# start of RECORDS FOR THIS TASK
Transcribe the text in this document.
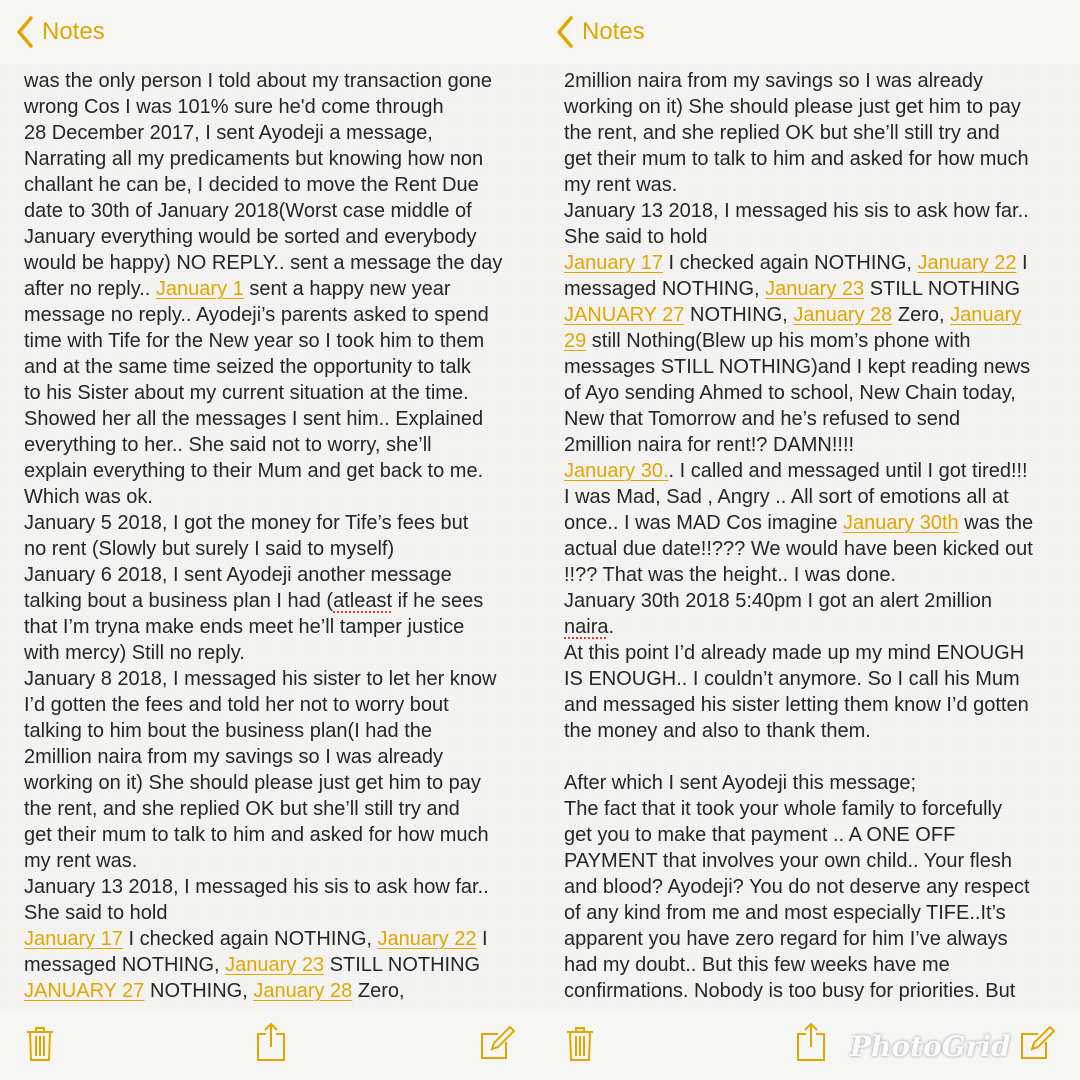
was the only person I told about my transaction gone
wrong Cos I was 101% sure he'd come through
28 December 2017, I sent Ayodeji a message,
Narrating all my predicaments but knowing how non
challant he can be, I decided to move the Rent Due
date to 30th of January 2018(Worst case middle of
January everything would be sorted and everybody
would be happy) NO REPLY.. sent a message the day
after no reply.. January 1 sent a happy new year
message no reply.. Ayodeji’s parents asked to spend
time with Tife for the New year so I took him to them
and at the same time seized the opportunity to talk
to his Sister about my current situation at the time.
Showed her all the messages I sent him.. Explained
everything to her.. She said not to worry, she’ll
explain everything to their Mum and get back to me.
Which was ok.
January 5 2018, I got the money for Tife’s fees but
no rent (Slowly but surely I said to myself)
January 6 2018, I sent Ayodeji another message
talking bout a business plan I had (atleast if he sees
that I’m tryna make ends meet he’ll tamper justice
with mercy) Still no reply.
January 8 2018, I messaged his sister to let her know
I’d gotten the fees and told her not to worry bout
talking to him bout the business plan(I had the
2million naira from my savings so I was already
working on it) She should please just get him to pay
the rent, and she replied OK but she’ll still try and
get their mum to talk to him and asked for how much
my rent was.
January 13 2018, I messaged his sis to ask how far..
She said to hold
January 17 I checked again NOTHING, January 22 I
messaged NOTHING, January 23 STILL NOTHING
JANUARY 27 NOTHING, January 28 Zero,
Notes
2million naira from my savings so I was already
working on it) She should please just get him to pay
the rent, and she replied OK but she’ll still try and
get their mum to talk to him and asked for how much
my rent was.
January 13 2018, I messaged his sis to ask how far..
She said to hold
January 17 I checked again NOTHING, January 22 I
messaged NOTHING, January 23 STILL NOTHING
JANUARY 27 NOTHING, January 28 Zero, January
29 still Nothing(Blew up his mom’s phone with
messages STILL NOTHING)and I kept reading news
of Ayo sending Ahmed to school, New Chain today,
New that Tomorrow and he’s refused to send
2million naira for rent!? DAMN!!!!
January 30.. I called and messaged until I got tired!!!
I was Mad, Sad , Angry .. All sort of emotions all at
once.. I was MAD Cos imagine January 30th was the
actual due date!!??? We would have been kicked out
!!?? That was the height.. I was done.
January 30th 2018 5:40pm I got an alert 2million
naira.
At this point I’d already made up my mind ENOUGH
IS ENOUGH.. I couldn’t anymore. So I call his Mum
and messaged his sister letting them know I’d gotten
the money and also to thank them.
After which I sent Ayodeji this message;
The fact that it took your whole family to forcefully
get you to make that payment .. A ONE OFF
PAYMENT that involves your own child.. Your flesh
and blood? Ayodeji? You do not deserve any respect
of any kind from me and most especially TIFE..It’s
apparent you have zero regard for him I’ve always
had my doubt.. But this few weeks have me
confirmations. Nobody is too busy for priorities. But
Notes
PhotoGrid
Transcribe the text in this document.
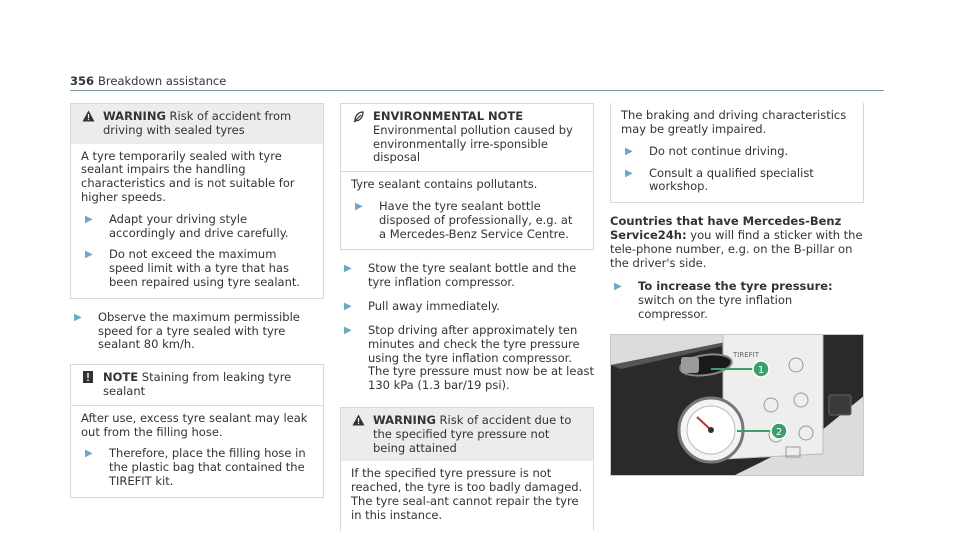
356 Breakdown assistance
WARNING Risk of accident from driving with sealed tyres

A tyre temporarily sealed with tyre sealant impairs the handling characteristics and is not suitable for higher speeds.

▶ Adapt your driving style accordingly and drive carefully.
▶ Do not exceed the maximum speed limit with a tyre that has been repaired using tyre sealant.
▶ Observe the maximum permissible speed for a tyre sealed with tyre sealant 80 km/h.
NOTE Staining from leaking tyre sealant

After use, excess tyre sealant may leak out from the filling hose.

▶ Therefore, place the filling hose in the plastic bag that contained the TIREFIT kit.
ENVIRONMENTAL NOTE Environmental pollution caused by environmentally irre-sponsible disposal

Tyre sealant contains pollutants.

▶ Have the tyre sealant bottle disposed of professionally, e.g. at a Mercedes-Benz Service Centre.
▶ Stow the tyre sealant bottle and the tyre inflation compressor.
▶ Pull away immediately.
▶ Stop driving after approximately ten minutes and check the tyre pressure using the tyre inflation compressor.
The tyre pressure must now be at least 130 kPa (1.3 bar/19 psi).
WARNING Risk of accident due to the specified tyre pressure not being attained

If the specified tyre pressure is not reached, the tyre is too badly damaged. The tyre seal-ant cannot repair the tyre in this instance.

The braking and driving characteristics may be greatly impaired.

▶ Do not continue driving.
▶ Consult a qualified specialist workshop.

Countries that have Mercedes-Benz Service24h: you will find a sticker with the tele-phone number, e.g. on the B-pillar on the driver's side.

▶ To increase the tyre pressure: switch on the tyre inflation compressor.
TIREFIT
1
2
# end of RECORDS FOR THIS TASK
Lines containing the word "phone" must all be returned from the material above.

**FINISHED TASK:**
29 still Nothing(Blew up his mom’s phone with
Countries that have Mercedes-Benz Service24h: you will find a sticker with the tele-phone number, e.g. on the B-pillar on the driver's side.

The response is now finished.